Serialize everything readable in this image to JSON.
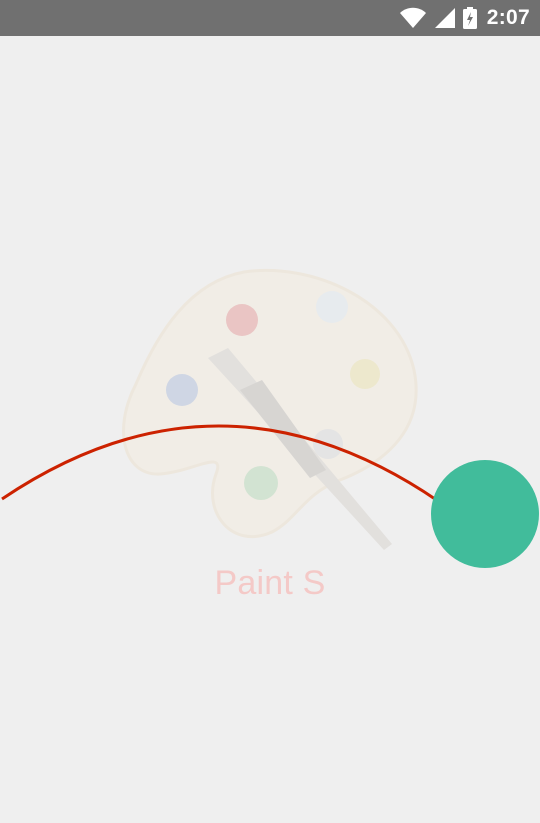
{
  "status_bar": {
    "time": "2:07",
    "icons": [
      "wifi-icon",
      "cell-signal-icon",
      "battery-charging-icon"
    ],
    "background": "#707070"
  },
  "splash": {
    "app_name": "Paint S",
    "logo_icon": "paint-palette-icon",
    "colors": {
      "arc": "#cc2200",
      "dot": "#41bc9b",
      "app_name": "#f4c9c7",
      "background": "#efefef"
    }
  }
}
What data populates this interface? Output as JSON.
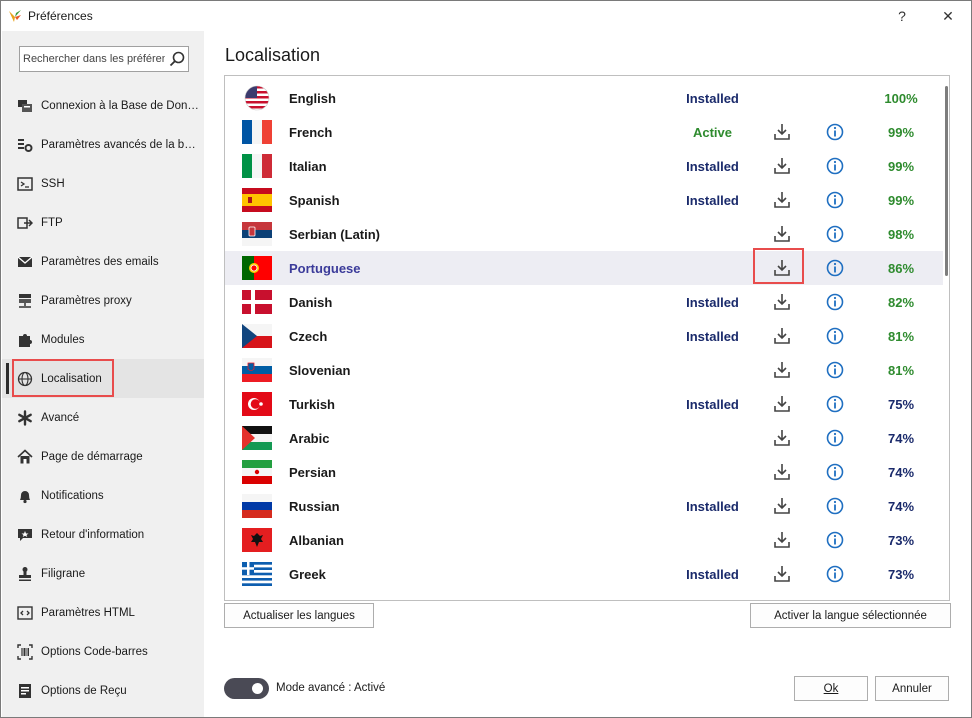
{
  "window": {
    "title": "Préférences",
    "help_glyph": "?",
    "close_glyph": "✕"
  },
  "sidebar": {
    "search_placeholder": "Rechercher dans les préférences",
    "items": [
      {
        "label": "Connexion à la Base de Données",
        "icon": "database-icon"
      },
      {
        "label": "Paramètres avancés de la base de données",
        "icon": "database-settings-icon"
      },
      {
        "label": "SSH",
        "icon": "terminal-icon"
      },
      {
        "label": "FTP",
        "icon": "ftp-icon"
      },
      {
        "label": "Paramètres des emails",
        "icon": "email-icon"
      },
      {
        "label": "Paramètres proxy",
        "icon": "proxy-icon"
      },
      {
        "label": "Modules",
        "icon": "puzzle-icon"
      },
      {
        "label": "Localisation",
        "icon": "globe-icon",
        "selected": true
      },
      {
        "label": "Avancé",
        "icon": "asterisk-icon"
      },
      {
        "label": "Page de démarrage",
        "icon": "home-icon"
      },
      {
        "label": "Notifications",
        "icon": "bell-icon"
      },
      {
        "label": "Retour d'information",
        "icon": "feedback-icon"
      },
      {
        "label": "Filigrane",
        "icon": "stamp-icon"
      },
      {
        "label": "Paramètres HTML",
        "icon": "html-icon"
      },
      {
        "label": "Options Code-barres",
        "icon": "barcode-icon"
      },
      {
        "label": "Options de Reçu",
        "icon": "receipt-icon"
      }
    ]
  },
  "main": {
    "title": "Localisation",
    "languages": [
      {
        "name": "English",
        "status": "Installed",
        "download": false,
        "info": false,
        "percent": "100%",
        "flag": "us"
      },
      {
        "name": "French",
        "status": "Active",
        "download": true,
        "info": true,
        "percent": "99%",
        "flag": "fr"
      },
      {
        "name": "Italian",
        "status": "Installed",
        "download": true,
        "info": true,
        "percent": "99%",
        "flag": "it"
      },
      {
        "name": "Spanish",
        "status": "Installed",
        "download": true,
        "info": true,
        "percent": "99%",
        "flag": "es"
      },
      {
        "name": "Serbian (Latin)",
        "status": "",
        "download": true,
        "info": true,
        "percent": "98%",
        "flag": "rs"
      },
      {
        "name": "Portuguese",
        "status": "",
        "download": true,
        "info": true,
        "percent": "86%",
        "flag": "pt",
        "selected": true
      },
      {
        "name": "Danish",
        "status": "Installed",
        "download": true,
        "info": true,
        "percent": "82%",
        "flag": "dk"
      },
      {
        "name": "Czech",
        "status": "Installed",
        "download": true,
        "info": true,
        "percent": "81%",
        "flag": "cz"
      },
      {
        "name": "Slovenian",
        "status": "",
        "download": true,
        "info": true,
        "percent": "81%",
        "flag": "si"
      },
      {
        "name": "Turkish",
        "status": "Installed",
        "download": true,
        "info": true,
        "percent": "75%",
        "flag": "tr"
      },
      {
        "name": "Arabic",
        "status": "",
        "download": true,
        "info": true,
        "percent": "74%",
        "flag": "ps"
      },
      {
        "name": "Persian",
        "status": "",
        "download": true,
        "info": true,
        "percent": "74%",
        "flag": "ir"
      },
      {
        "name": "Russian",
        "status": "Installed",
        "download": true,
        "info": true,
        "percent": "74%",
        "flag": "ru"
      },
      {
        "name": "Albanian",
        "status": "",
        "download": true,
        "info": true,
        "percent": "73%",
        "flag": "al"
      },
      {
        "name": "Greek",
        "status": "Installed",
        "download": true,
        "info": true,
        "percent": "73%",
        "flag": "gr"
      }
    ],
    "update_button": "Actualiser les langues",
    "activate_button": "Activer la langue sélectionnée"
  },
  "footer": {
    "toggle_label": "Mode avancé : Activé",
    "toggle_on": true,
    "ok_button": "Ok",
    "cancel_button": "Annuler"
  },
  "colors": {
    "installed": "#1a2a6b",
    "active": "#2e8b2e",
    "highlight": "#e84c4c",
    "icon_blue": "#1f6fc1"
  }
}
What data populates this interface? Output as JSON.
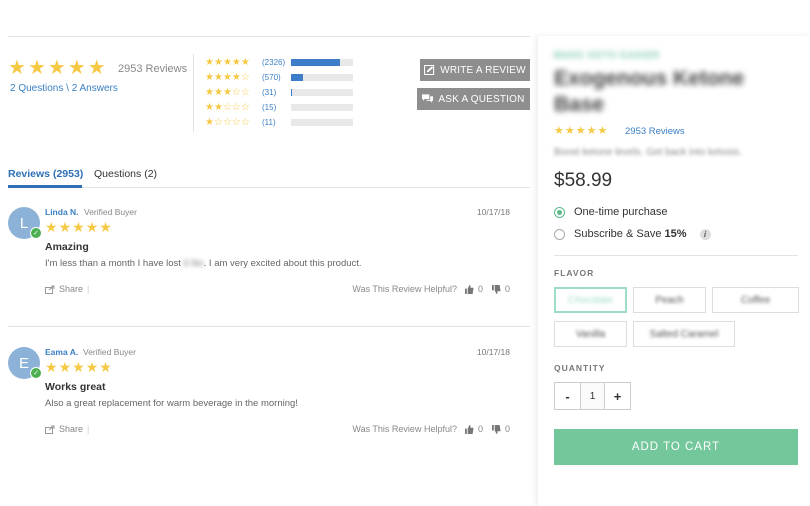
{
  "summary": {
    "rating": 5,
    "reviews_text": "2953 Reviews",
    "qa_text": "2 Questions \\ 2 Answers"
  },
  "histogram": [
    {
      "stars": 5,
      "count": "(2326)",
      "fill": 0.79
    },
    {
      "stars": 4,
      "count": "(570)",
      "fill": 0.19
    },
    {
      "stars": 3,
      "count": "(31)",
      "fill": 0.02
    },
    {
      "stars": 2,
      "count": "(15)",
      "fill": 0.0
    },
    {
      "stars": 1,
      "count": "(11)",
      "fill": 0.0
    }
  ],
  "actions": {
    "write_review": "WRITE A REVIEW",
    "ask_question": "ASK A QUESTION"
  },
  "tabs": {
    "reviews": "Reviews (2953)",
    "questions": "Questions (2)"
  },
  "reviews": [
    {
      "initial": "L",
      "author": "Linda N.",
      "badge": "Verified Buyer",
      "date": "10/17/18",
      "title": "Amazing",
      "body_before": "I'm less than a month I have lost ",
      "body_blurred": "6 lbs",
      "body_after": ". I am very excited about this product.",
      "share": "Share",
      "helpful": "Was This Review Helpful?",
      "up": "0",
      "down": "0"
    },
    {
      "initial": "E",
      "author": "Eama A.",
      "badge": "Verified Buyer",
      "date": "10/17/18",
      "title": "Works great",
      "body_before": "Also a great replacement for warm beverage in the morning!",
      "body_blurred": "",
      "body_after": "",
      "share": "Share",
      "helpful": "Was This Review Helpful?",
      "up": "0",
      "down": "0"
    }
  ],
  "product": {
    "kicker": "MAKE KETO EASIER",
    "title": "Exogenous Ketone Base",
    "reviews_link": "2953 Reviews",
    "description": "Boost ketone levels. Get back into ketosis.",
    "price": "$58.99",
    "purchase_one_time": "One-time purchase",
    "purchase_subscribe": "Subscribe & Save ",
    "subscribe_discount": "15%",
    "flavor_label": "FLAVOR",
    "flavors": [
      "Chocolate",
      "Peach",
      "Coffee",
      "Vanilla",
      "Salted Caramel"
    ],
    "selected_flavor": "Chocolate",
    "quantity_label": "QUANTITY",
    "quantity": "1",
    "minus": "-",
    "plus": "+",
    "add_to_cart": "ADD TO CART"
  },
  "colors": {
    "star": "#f6c944",
    "link": "#3b7fc4",
    "accent_green": "#73c79a",
    "button_gray": "#8e8e8e"
  }
}
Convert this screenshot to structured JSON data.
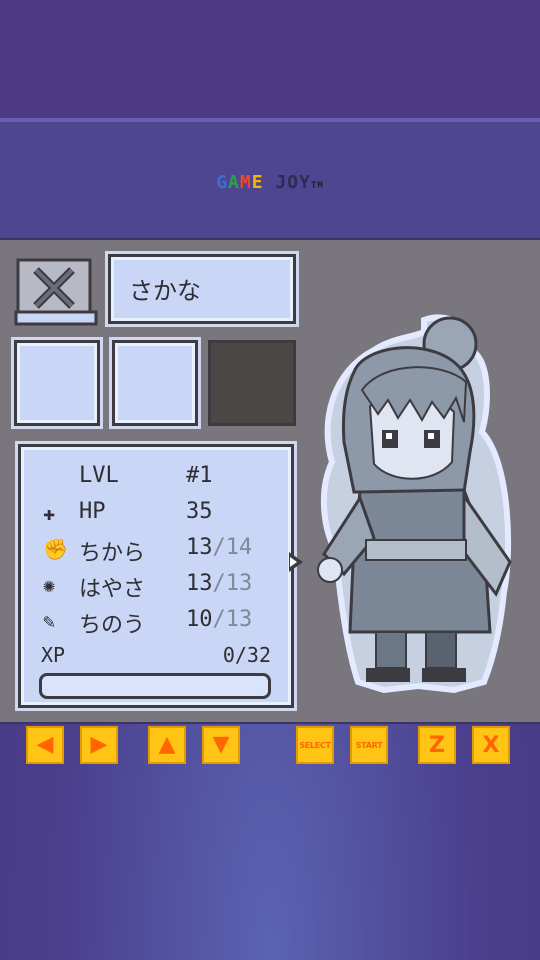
{
  "brand": {
    "letters": [
      {
        "ch": "G",
        "color": "#3b6fd6"
      },
      {
        "ch": "A",
        "color": "#2aa24a"
      },
      {
        "ch": "M",
        "color": "#e84a2a"
      },
      {
        "ch": "E",
        "color": "#f2b705"
      },
      {
        "ch": " ",
        "color": "#000000"
      },
      {
        "ch": "J",
        "color": "#2c2c54"
      },
      {
        "ch": "O",
        "color": "#2c2c54"
      },
      {
        "ch": "Y",
        "color": "#2c2c54"
      }
    ],
    "tm": "TM"
  },
  "character": {
    "name": "さかな",
    "slots": [
      "empty",
      "empty",
      "filled"
    ]
  },
  "stats": {
    "lvl_label": "LVL",
    "lvl_value": "#1",
    "hp_label": "HP",
    "hp_value": "35",
    "str_label": "ちから",
    "str_value": "13",
    "str_max": "/14",
    "spd_label": "はやさ",
    "spd_value": "13",
    "spd_max": "/13",
    "int_label": "ちのう",
    "int_value": "10",
    "int_max": "/13",
    "xp_label": "XP",
    "xp_value": "0/32",
    "xp_progress": 0
  },
  "controls": {
    "left": "◀",
    "right": "▶",
    "up": "▲",
    "down": "▼",
    "select": "SELECT",
    "start": "START",
    "z": "Z",
    "x": "X"
  },
  "colors": {
    "screen_bg": "#7a767d",
    "panel_bg": "#c9d6f5",
    "button_bg": "#ffc414",
    "button_fg": "#ff6600"
  }
}
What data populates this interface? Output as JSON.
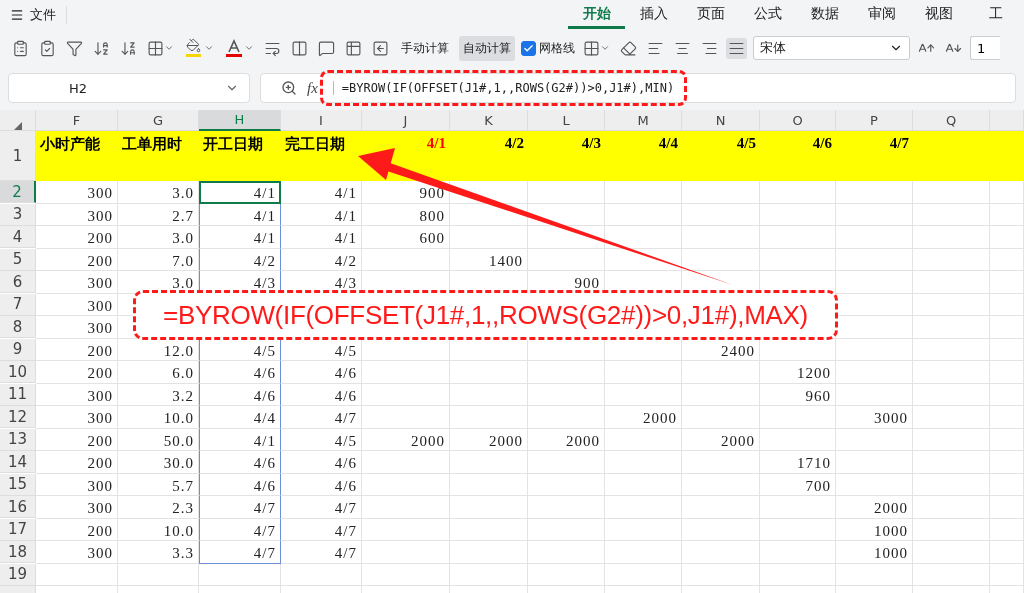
{
  "menu": {
    "file": "文件",
    "tabs": [
      {
        "label": "开始",
        "selected": true
      },
      {
        "label": "插入",
        "selected": false
      },
      {
        "label": "页面",
        "selected": false
      },
      {
        "label": "公式",
        "selected": false
      },
      {
        "label": "数据",
        "selected": false
      },
      {
        "label": "审阅",
        "selected": false
      },
      {
        "label": "视图",
        "selected": false
      },
      {
        "label": "工",
        "selected": false
      }
    ]
  },
  "toolbar": {
    "calc_buttons": [
      {
        "label": "手动计算",
        "pressed": false
      },
      {
        "label": "自动计算",
        "pressed": true
      }
    ],
    "gridlines": {
      "label": "网格线",
      "checked": true
    },
    "font": "宋体",
    "font_size": "1"
  },
  "formula_bar": {
    "name_box": "H2",
    "fx_label": "fx",
    "formula": "=BYROW(IF(OFFSET(J1#,1,,ROWS(G2#))>0,J1#),MIN)"
  },
  "columns": [
    {
      "label": "F",
      "selected": false
    },
    {
      "label": "G",
      "selected": false
    },
    {
      "label": "H",
      "selected": true
    },
    {
      "label": "I",
      "selected": false
    },
    {
      "label": "J",
      "selected": false
    },
    {
      "label": "K",
      "selected": false
    },
    {
      "label": "L",
      "selected": false
    },
    {
      "label": "M",
      "selected": false
    },
    {
      "label": "N",
      "selected": false
    },
    {
      "label": "O",
      "selected": false
    },
    {
      "label": "P",
      "selected": false
    },
    {
      "label": "Q",
      "selected": false
    }
  ],
  "header_row": {
    "num": "1",
    "selected": false,
    "cells": [
      {
        "text": "小时产能",
        "highlighted": false
      },
      {
        "text": "工单用时",
        "highlighted": false
      },
      {
        "text": "开工日期",
        "highlighted": false
      },
      {
        "text": "完工日期",
        "highlighted": false
      },
      {
        "text": "4/1",
        "highlighted": true
      },
      {
        "text": "4/2",
        "highlighted": false
      },
      {
        "text": "4/3",
        "highlighted": false
      },
      {
        "text": "4/4",
        "highlighted": false
      },
      {
        "text": "4/5",
        "highlighted": false
      },
      {
        "text": "4/6",
        "highlighted": false
      },
      {
        "text": "4/7",
        "highlighted": false
      },
      null
    ]
  },
  "rows": [
    {
      "num": "2",
      "selected": true,
      "cells": [
        "300",
        "3.0",
        "4/1",
        "4/1",
        "900",
        null,
        null,
        null,
        null,
        null,
        null,
        null
      ]
    },
    {
      "num": "3",
      "selected": false,
      "cells": [
        "300",
        "2.7",
        "4/1",
        "4/1",
        "800",
        null,
        null,
        null,
        null,
        null,
        null,
        null
      ]
    },
    {
      "num": "4",
      "selected": false,
      "cells": [
        "200",
        "3.0",
        "4/1",
        "4/1",
        "600",
        null,
        null,
        null,
        null,
        null,
        null,
        null
      ]
    },
    {
      "num": "5",
      "selected": false,
      "cells": [
        "200",
        "7.0",
        "4/2",
        "4/2",
        null,
        "1400",
        null,
        null,
        null,
        null,
        null,
        null
      ]
    },
    {
      "num": "6",
      "selected": false,
      "cells": [
        "300",
        "3.0",
        "4/3",
        "4/3",
        null,
        null,
        "900",
        null,
        null,
        null,
        null,
        null
      ]
    },
    {
      "num": "7",
      "selected": false,
      "cells": [
        "300",
        null,
        null,
        null,
        null,
        null,
        null,
        null,
        null,
        null,
        null,
        null
      ]
    },
    {
      "num": "8",
      "selected": false,
      "cells": [
        "300",
        null,
        null,
        null,
        null,
        null,
        null,
        null,
        null,
        null,
        null,
        null
      ]
    },
    {
      "num": "9",
      "selected": false,
      "cells": [
        "200",
        "12.0",
        "4/5",
        "4/5",
        null,
        null,
        null,
        null,
        "2400",
        null,
        null,
        null
      ]
    },
    {
      "num": "10",
      "selected": false,
      "cells": [
        "200",
        "6.0",
        "4/6",
        "4/6",
        null,
        null,
        null,
        null,
        null,
        "1200",
        null,
        null
      ]
    },
    {
      "num": "11",
      "selected": false,
      "cells": [
        "300",
        "3.2",
        "4/6",
        "4/6",
        null,
        null,
        null,
        null,
        null,
        "960",
        null,
        null
      ]
    },
    {
      "num": "12",
      "selected": false,
      "cells": [
        "300",
        "10.0",
        "4/4",
        "4/7",
        null,
        null,
        null,
        "2000",
        null,
        null,
        "3000",
        null
      ]
    },
    {
      "num": "13",
      "selected": false,
      "cells": [
        "200",
        "50.0",
        "4/1",
        "4/5",
        "2000",
        "2000",
        "2000",
        null,
        "2000",
        null,
        null,
        null
      ]
    },
    {
      "num": "14",
      "selected": false,
      "cells": [
        "200",
        "30.0",
        "4/6",
        "4/6",
        null,
        null,
        null,
        null,
        null,
        "1710",
        null,
        null
      ]
    },
    {
      "num": "15",
      "selected": false,
      "cells": [
        "300",
        "5.7",
        "4/6",
        "4/6",
        null,
        null,
        null,
        null,
        null,
        "700",
        null,
        null
      ]
    },
    {
      "num": "16",
      "selected": false,
      "cells": [
        "300",
        "2.3",
        "4/7",
        "4/7",
        null,
        null,
        null,
        null,
        null,
        null,
        "2000",
        null
      ]
    },
    {
      "num": "17",
      "selected": false,
      "cells": [
        "200",
        "10.0",
        "4/7",
        "4/7",
        null,
        null,
        null,
        null,
        null,
        null,
        "1000",
        null
      ]
    },
    {
      "num": "18",
      "selected": false,
      "cells": [
        "300",
        "3.3",
        "4/7",
        "4/7",
        null,
        null,
        null,
        null,
        null,
        null,
        "1000",
        null
      ]
    },
    {
      "num": "19",
      "selected": false,
      "cells": [
        null,
        null,
        null,
        null,
        null,
        null,
        null,
        null,
        null,
        null,
        null,
        null
      ]
    },
    {
      "selected": false,
      "cells": [
        null,
        null,
        null,
        null,
        null,
        null,
        null,
        null,
        null,
        null,
        null,
        null
      ]
    }
  ],
  "callout": {
    "formula": "=BYROW(IF(OFFSET(J1#,1,,ROWS(G2#))>0,J1#),MAX)"
  }
}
◆ ◆ ◆ ◆
• [Work to do] List every line in the records above that contains the word "title".

• [Written solution]
    "title": "Préférences",
    "title": "Localisation",
      "title": "Amazing",
      "title": "Works great",
    "title": "Exogenous Ketone Base",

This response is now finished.